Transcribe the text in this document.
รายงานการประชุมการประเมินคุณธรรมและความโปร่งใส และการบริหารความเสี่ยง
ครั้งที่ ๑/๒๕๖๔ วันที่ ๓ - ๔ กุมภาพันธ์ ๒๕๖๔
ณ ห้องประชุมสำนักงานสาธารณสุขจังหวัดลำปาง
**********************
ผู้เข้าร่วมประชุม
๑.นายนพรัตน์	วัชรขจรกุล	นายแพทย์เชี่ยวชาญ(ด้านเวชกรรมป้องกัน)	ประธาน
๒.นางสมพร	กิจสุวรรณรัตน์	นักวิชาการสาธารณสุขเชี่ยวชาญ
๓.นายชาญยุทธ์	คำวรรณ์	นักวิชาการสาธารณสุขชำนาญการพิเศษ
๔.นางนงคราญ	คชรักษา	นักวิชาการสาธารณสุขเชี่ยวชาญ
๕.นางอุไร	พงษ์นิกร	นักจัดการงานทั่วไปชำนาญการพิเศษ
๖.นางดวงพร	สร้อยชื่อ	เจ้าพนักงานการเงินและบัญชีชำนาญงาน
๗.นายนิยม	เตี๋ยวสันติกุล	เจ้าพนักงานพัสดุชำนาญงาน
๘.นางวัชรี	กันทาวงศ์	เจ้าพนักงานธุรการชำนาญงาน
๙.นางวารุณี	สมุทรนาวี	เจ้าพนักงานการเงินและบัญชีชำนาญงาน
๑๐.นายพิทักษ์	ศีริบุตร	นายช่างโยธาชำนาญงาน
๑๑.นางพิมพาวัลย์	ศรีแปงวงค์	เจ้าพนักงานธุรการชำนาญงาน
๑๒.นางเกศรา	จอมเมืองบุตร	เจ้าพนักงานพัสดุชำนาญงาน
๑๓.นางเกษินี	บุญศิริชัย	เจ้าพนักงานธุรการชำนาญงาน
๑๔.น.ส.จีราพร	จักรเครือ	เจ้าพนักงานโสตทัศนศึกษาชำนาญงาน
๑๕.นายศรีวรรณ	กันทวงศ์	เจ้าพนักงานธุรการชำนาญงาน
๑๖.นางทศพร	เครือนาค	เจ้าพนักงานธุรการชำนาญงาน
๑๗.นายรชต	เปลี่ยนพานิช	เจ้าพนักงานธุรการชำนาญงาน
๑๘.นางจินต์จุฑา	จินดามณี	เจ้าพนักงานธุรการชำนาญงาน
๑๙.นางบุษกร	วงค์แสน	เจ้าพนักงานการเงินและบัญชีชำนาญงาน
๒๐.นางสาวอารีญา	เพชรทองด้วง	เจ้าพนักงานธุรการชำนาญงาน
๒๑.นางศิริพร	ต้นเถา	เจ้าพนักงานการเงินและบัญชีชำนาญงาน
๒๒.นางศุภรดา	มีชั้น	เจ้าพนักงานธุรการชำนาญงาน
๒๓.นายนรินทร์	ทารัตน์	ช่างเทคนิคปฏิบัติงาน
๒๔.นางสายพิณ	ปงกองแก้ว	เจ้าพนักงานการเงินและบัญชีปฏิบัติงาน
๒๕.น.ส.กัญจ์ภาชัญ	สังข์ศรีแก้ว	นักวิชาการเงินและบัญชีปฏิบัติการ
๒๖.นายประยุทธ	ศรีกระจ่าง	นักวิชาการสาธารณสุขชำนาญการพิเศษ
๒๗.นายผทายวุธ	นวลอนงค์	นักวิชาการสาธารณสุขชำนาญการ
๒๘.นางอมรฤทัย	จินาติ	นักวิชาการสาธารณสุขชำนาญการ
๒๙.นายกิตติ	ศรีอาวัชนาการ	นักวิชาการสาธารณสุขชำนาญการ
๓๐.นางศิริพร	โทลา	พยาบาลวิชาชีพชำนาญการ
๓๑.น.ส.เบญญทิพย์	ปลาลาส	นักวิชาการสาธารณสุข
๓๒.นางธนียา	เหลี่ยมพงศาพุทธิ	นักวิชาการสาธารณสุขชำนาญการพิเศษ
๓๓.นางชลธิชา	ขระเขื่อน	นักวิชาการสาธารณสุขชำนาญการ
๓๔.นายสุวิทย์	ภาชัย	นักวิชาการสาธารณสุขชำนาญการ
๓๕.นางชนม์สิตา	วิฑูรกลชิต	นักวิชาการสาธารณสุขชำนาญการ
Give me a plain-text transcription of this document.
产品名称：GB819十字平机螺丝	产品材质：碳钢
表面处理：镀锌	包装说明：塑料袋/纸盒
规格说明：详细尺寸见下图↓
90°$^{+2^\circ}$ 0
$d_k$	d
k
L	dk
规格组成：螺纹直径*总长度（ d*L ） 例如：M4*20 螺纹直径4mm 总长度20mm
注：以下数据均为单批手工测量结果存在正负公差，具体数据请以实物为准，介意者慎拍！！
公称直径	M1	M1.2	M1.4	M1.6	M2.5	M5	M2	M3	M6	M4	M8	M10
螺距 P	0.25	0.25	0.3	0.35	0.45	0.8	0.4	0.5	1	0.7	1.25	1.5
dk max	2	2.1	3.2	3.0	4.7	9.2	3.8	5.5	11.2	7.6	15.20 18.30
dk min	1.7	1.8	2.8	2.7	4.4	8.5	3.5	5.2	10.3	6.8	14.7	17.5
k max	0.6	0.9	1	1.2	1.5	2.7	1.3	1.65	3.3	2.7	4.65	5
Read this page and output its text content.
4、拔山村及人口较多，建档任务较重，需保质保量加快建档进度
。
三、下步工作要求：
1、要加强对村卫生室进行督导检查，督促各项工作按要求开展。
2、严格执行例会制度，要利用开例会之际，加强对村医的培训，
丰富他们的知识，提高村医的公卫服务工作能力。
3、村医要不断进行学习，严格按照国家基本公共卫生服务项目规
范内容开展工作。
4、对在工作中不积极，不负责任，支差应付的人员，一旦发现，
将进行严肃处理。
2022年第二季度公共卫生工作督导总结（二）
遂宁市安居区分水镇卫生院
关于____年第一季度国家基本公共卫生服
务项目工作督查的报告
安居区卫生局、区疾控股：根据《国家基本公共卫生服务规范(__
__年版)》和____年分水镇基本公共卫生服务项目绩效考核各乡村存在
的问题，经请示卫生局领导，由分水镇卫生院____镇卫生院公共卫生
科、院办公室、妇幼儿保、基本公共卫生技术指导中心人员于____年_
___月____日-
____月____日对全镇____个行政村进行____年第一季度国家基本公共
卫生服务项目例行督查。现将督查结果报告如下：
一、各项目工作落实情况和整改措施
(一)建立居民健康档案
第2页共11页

*Task brief:*
Copy, character for character, the lines from the line that holds "Read this page and output its text content." through the final line of the records above.

*Correct output:*
Read this page and output its text content.
4、拔山村及人口较多，建档任务较重，需保质保量加快建档进度
。
三、下步工作要求：
1、要加强对村卫生室进行督导检查，督促各项工作按要求开展。
2、严格执行例会制度，要利用开例会之际，加强对村医的培训，
丰富他们的知识，提高村医的公卫服务工作能力。
3、村医要不断进行学习，严格按照国家基本公共卫生服务项目规
范内容开展工作。
4、对在工作中不积极，不负责任，支差应付的人员，一旦发现，
将进行严肃处理。
2022年第二季度公共卫生工作督导总结（二）
遂宁市安居区分水镇卫生院
关于____年第一季度国家基本公共卫生服
务项目工作督查的报告
安居区卫生局、区疾控股：根据《国家基本公共卫生服务规范(__
__年版)》和____年分水镇基本公共卫生服务项目绩效考核各乡村存在
的问题，经请示卫生局领导，由分水镇卫生院____镇卫生院公共卫生
科、院办公室、妇幼儿保、基本公共卫生技术指导中心人员于____年_
___月____日-
____月____日对全镇____个行政村进行____年第一季度国家基本公共
卫生服务项目例行督查。现将督查结果报告如下：
一、各项目工作落实情况和整改措施
(一)建立居民健康档案
第2页共11页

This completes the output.